Given problem:
Every line below that mentions the word "ylin" should be copied out.

Extracted records
-----

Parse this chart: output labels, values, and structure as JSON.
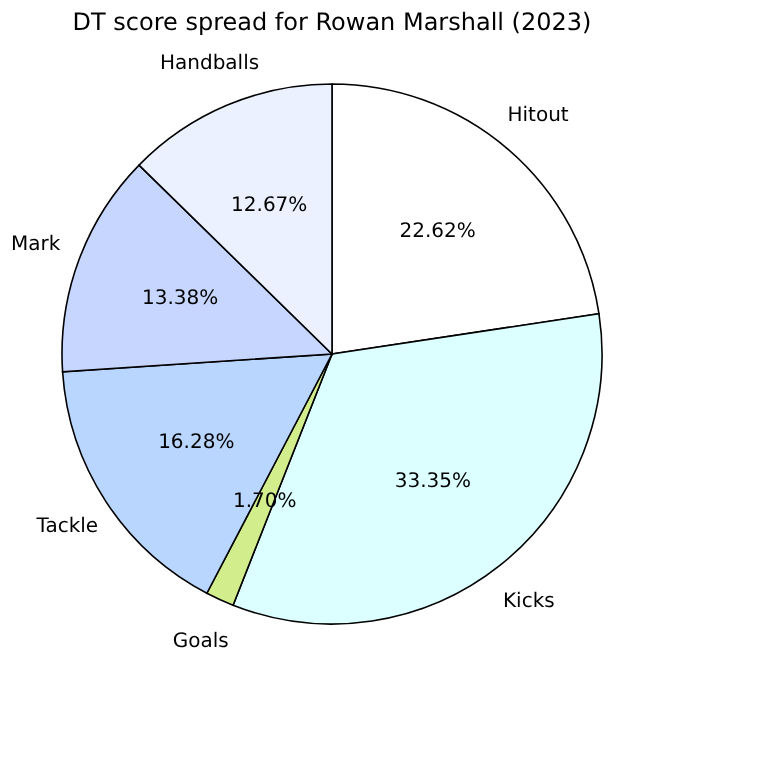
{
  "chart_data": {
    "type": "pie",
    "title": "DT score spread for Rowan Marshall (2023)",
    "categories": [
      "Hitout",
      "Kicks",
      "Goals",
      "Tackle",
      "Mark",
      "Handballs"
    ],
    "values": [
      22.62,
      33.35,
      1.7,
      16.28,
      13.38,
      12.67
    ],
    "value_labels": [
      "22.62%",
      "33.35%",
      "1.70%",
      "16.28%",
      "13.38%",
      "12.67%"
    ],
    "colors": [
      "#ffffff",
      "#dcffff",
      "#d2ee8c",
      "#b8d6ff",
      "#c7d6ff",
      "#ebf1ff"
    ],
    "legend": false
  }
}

-----

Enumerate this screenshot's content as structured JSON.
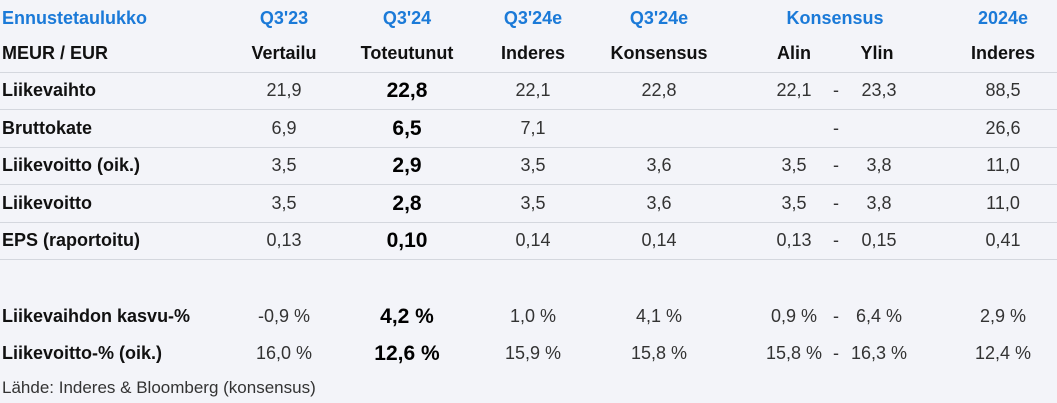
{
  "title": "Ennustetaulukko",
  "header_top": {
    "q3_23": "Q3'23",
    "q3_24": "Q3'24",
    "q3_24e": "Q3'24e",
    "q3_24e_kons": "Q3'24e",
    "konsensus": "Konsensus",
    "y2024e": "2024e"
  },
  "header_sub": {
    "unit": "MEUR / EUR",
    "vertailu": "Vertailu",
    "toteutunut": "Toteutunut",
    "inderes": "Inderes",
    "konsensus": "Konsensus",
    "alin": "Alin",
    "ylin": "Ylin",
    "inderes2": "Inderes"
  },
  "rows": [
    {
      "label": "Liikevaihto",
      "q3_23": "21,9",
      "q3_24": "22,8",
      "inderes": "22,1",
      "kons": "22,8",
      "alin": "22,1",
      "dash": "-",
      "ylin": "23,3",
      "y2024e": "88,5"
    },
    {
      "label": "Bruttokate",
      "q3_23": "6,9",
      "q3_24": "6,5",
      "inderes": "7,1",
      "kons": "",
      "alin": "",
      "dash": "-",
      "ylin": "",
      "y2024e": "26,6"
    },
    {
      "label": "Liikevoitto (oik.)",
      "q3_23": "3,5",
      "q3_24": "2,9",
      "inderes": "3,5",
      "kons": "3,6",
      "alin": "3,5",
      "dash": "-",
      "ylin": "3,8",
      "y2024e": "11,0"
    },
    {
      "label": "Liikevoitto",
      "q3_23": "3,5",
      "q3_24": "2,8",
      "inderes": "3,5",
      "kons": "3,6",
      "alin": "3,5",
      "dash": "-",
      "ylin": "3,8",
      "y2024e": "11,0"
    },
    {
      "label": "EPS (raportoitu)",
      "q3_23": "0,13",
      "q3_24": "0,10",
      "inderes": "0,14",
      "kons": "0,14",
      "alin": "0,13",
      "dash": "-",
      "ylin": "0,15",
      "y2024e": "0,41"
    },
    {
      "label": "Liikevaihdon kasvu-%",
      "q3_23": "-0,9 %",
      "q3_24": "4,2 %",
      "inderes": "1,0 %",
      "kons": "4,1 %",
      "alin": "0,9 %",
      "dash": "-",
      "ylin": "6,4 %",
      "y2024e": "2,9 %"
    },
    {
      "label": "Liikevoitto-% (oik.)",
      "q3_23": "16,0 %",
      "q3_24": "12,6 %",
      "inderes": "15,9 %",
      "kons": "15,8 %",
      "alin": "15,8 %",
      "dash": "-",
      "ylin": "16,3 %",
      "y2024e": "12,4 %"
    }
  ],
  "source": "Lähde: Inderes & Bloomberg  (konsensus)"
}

-----

Result below:
    "ylin": "Ylin",
      "ylin": "23,3",
      "ylin": "",
      "ylin": "3,8",
      "ylin": "3,8",
      "ylin": "0,15",
      "ylin": "6,4 %",
      "ylin": "16,3 %",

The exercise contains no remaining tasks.